***** Recorded data
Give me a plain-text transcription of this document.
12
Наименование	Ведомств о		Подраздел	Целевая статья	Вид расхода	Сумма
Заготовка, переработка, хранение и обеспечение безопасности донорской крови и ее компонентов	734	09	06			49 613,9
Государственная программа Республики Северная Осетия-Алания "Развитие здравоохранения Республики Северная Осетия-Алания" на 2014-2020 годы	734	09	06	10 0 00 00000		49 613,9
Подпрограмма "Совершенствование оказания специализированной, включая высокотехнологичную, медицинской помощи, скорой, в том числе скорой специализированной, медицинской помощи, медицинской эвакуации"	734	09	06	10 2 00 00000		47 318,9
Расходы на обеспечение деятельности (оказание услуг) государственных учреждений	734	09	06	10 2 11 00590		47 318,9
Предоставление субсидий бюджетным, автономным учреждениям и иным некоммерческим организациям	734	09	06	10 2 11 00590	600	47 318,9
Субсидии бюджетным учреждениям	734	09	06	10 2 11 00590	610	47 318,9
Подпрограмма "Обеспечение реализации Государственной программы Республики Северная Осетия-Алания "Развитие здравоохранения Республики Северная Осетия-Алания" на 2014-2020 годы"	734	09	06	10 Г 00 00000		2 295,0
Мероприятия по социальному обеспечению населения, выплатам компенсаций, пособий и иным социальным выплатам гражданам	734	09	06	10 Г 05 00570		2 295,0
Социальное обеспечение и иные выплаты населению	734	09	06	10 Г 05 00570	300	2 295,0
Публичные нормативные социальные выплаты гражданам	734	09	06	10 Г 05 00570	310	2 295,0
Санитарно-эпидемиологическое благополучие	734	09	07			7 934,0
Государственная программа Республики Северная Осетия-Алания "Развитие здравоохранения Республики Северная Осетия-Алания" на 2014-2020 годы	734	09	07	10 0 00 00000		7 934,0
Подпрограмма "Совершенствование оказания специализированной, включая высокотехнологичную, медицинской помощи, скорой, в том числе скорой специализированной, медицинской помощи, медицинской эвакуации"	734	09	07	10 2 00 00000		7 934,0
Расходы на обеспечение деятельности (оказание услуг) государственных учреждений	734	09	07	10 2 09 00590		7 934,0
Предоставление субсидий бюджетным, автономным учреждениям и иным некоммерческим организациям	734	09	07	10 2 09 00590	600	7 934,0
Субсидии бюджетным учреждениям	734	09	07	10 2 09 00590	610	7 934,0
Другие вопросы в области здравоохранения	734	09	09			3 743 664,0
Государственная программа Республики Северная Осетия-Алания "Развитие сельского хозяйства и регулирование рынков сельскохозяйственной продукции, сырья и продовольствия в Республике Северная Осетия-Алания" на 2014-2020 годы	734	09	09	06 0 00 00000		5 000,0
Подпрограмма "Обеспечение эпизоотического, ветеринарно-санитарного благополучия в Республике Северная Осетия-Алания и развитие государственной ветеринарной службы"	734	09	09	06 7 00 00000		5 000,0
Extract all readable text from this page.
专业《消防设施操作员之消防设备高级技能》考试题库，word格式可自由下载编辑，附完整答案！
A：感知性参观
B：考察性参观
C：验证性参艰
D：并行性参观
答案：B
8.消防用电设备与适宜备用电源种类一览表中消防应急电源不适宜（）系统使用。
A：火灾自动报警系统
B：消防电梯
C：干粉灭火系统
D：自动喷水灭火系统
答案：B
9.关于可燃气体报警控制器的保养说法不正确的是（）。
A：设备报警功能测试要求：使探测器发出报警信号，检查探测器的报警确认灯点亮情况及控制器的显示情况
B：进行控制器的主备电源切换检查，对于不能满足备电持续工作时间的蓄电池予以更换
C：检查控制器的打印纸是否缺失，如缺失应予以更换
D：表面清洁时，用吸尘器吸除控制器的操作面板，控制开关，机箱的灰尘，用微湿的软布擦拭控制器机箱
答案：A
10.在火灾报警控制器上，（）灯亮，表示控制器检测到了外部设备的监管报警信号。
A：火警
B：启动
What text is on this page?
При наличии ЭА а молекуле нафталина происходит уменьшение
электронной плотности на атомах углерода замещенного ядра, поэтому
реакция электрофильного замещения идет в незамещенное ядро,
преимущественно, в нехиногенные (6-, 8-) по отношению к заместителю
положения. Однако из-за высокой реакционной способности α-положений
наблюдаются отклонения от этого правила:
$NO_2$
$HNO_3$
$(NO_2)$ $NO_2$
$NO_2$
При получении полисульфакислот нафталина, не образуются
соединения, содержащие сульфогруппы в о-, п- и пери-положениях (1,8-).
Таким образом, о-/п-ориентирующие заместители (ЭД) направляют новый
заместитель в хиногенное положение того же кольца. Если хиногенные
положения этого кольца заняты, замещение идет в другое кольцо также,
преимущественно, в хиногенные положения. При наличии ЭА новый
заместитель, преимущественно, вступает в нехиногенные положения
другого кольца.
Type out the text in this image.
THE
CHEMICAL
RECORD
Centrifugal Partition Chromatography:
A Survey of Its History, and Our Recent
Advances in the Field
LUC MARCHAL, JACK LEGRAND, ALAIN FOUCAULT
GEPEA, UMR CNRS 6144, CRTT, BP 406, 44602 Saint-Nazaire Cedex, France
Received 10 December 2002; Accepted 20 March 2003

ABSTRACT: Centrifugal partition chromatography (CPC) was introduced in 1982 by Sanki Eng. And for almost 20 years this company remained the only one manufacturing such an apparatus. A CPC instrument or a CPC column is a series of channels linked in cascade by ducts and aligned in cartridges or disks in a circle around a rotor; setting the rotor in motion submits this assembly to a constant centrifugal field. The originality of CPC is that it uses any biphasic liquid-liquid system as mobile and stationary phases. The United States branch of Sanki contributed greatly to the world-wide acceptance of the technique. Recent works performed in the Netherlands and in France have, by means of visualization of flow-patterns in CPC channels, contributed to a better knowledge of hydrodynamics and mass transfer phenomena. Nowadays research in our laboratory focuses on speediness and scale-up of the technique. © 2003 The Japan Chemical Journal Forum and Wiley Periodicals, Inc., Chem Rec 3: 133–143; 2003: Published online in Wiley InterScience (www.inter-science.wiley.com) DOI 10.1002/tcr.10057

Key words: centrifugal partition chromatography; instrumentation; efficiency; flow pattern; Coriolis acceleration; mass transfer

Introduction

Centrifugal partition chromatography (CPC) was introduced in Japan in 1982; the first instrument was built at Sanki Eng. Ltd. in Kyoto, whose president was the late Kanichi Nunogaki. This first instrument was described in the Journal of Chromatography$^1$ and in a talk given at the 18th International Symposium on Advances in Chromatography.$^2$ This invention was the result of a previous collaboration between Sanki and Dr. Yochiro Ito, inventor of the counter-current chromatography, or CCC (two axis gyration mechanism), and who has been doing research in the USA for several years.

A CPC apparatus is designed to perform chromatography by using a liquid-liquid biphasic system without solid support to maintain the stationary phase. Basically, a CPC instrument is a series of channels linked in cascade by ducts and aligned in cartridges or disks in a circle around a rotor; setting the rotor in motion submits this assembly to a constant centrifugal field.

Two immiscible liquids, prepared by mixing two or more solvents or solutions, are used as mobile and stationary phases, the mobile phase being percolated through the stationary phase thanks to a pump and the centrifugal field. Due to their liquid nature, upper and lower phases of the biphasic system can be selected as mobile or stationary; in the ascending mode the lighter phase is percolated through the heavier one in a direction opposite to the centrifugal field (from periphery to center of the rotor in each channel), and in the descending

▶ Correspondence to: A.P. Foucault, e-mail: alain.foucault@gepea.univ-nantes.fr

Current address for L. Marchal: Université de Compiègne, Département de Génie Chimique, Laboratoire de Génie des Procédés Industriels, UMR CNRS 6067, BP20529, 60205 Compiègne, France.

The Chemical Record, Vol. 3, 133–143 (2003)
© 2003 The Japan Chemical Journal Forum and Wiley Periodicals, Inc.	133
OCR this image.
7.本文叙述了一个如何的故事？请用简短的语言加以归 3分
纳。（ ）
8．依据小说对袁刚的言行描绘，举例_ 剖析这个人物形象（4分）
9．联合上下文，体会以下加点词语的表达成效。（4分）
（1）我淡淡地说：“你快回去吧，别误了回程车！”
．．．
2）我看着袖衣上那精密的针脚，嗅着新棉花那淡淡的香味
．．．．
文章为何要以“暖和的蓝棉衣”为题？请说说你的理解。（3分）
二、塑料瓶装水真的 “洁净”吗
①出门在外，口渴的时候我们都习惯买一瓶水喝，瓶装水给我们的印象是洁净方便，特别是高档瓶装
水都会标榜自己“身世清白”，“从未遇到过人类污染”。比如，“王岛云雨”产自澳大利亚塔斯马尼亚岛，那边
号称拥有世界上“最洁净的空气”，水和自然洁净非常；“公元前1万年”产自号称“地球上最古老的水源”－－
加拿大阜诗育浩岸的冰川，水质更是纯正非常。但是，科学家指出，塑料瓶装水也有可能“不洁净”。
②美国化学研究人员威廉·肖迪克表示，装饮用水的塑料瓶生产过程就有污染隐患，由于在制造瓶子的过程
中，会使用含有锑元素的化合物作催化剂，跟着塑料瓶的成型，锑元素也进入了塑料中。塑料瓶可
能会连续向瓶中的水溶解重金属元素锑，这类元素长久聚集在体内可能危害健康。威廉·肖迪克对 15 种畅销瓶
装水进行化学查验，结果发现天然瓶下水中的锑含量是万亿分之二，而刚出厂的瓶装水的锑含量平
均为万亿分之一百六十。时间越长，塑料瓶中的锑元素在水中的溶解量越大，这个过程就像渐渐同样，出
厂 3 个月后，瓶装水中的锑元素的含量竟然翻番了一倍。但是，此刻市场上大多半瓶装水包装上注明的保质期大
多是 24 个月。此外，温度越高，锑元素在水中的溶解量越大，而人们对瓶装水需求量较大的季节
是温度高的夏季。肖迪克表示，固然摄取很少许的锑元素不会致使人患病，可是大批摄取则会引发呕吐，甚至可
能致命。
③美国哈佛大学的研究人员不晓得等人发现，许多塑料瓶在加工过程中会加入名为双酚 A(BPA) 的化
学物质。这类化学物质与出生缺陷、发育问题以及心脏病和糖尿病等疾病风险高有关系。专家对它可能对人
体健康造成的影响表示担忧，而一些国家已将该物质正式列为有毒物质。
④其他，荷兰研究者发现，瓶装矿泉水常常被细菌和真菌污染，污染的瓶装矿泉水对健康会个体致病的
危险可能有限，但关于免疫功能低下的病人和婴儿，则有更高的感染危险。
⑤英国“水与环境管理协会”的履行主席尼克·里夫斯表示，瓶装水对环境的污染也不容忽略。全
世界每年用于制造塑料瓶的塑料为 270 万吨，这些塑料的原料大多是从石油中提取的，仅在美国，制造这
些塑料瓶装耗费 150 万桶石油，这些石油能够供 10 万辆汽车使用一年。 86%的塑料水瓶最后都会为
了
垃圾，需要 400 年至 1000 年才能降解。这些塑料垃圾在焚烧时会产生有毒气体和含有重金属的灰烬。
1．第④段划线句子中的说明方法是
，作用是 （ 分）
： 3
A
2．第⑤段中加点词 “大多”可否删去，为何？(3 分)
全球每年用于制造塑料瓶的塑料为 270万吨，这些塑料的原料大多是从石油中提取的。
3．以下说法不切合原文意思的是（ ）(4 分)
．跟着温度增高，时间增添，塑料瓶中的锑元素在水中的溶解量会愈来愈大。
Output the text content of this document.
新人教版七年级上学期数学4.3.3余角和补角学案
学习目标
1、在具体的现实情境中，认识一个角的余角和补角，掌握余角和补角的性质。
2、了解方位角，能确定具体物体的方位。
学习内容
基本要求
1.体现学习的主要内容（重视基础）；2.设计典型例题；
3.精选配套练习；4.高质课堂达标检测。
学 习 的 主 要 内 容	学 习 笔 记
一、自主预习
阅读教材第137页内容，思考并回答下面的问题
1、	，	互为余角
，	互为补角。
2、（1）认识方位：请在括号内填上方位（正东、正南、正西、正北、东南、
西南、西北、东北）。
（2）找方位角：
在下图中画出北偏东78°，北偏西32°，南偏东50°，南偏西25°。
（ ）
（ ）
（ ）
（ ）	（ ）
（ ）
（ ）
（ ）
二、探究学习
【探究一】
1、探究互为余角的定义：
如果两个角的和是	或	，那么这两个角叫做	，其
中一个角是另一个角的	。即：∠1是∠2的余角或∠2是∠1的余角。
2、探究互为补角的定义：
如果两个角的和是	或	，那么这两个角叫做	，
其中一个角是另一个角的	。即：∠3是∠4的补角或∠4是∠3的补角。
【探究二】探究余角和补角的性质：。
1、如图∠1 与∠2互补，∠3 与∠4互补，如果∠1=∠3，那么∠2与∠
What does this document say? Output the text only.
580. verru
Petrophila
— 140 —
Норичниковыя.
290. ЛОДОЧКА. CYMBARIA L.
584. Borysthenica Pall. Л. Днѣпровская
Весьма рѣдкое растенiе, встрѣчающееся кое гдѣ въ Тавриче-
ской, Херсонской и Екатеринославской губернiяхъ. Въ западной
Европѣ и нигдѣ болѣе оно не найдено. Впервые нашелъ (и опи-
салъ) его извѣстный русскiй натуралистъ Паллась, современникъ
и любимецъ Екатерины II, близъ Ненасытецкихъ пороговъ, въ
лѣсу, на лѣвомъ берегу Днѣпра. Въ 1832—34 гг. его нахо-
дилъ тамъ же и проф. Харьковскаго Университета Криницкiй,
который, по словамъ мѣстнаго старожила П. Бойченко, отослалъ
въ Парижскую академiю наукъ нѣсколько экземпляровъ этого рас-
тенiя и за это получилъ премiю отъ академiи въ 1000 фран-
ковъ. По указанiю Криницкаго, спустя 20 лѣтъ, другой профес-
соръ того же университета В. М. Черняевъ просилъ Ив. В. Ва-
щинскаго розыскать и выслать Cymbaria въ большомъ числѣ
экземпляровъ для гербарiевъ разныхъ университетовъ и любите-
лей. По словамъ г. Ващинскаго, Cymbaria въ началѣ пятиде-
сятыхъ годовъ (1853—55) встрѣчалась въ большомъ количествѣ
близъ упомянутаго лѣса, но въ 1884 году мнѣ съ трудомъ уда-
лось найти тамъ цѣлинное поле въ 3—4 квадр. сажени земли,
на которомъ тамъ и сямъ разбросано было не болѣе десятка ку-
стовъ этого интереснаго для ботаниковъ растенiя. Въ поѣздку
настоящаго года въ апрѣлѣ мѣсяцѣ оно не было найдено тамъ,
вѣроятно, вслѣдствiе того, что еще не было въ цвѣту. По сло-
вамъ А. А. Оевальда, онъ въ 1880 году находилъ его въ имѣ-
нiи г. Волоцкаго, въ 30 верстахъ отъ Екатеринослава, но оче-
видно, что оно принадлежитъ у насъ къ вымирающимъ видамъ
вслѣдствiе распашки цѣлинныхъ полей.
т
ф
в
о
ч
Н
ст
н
**********
▶ **To do**:
Reply with the number of lines in the material above that contain "заместитель", and nothing more.

▶ **Task answer**:
2